# WORKING DATA
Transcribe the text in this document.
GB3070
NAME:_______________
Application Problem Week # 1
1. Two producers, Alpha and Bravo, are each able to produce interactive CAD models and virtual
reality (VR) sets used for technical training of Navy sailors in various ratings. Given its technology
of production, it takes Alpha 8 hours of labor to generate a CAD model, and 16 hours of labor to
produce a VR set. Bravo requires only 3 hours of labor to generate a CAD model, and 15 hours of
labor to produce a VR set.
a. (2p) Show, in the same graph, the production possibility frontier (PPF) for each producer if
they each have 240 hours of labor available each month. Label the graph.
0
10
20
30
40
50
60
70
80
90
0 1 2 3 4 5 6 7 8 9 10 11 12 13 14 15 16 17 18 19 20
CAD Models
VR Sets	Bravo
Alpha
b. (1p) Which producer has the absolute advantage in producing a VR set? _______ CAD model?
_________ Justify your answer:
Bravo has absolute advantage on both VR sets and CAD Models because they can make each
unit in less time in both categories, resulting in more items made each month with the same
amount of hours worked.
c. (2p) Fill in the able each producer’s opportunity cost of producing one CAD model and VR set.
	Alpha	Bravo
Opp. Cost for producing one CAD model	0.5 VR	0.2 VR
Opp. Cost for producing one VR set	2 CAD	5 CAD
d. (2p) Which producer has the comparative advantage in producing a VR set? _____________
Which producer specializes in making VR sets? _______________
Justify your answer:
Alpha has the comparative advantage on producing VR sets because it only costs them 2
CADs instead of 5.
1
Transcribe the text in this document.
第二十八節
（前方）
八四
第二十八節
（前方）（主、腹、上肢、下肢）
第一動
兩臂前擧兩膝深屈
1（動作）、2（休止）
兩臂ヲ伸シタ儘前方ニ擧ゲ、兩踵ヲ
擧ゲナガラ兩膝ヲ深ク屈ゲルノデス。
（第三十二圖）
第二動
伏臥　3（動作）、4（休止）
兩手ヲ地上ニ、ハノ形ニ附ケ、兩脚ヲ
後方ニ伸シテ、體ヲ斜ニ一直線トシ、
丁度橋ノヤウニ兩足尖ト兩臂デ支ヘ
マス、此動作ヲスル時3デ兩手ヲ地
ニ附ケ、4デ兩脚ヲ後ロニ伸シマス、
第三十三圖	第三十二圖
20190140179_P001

# INSTRUCTIONS TO FOLLOW
Return each line with "answer".

# WORKED SOLUTION
_________ Justify your answer:
Justify your answer:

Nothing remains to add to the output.